[start]

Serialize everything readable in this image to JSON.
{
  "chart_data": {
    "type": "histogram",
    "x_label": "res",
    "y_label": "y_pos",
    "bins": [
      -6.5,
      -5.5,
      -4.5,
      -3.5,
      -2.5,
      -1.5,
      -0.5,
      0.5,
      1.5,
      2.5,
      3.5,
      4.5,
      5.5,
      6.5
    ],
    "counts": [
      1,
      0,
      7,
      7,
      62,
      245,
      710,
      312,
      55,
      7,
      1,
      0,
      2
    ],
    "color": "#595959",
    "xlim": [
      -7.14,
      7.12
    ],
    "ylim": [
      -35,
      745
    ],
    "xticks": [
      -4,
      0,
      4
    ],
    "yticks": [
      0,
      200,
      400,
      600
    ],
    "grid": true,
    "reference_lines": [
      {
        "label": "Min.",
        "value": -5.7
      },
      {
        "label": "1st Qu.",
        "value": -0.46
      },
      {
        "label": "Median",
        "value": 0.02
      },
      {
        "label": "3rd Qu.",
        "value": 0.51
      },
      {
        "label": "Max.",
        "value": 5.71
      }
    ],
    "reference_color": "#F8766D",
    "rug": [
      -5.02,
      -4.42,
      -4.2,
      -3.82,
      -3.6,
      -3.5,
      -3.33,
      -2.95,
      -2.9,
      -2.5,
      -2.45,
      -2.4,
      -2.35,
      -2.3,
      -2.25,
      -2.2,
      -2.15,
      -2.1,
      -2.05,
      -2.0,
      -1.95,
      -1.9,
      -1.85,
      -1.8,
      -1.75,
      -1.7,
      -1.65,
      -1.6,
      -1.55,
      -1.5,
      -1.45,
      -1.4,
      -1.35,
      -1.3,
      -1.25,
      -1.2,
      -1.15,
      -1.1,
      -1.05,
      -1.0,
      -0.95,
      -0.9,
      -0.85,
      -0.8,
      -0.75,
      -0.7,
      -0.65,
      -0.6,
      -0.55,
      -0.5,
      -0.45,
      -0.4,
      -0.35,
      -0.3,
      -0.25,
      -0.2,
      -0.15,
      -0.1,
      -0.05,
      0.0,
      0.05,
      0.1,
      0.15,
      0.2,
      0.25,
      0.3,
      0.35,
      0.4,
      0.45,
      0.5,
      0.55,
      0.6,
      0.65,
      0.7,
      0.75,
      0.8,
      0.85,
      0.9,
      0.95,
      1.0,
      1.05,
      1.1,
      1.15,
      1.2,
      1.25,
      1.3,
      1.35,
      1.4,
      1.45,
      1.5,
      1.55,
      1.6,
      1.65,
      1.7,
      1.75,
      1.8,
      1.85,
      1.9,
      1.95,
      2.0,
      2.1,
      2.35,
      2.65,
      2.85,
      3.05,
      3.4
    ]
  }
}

[end]

● **TASK GOAL**: Check each line above for the string "value", then copy the ones that have it.

● **SOLUTION**:
        "value": -5.7
        "value": -0.46
        "value": 0.02
        "value": 0.51
        "value": 5.71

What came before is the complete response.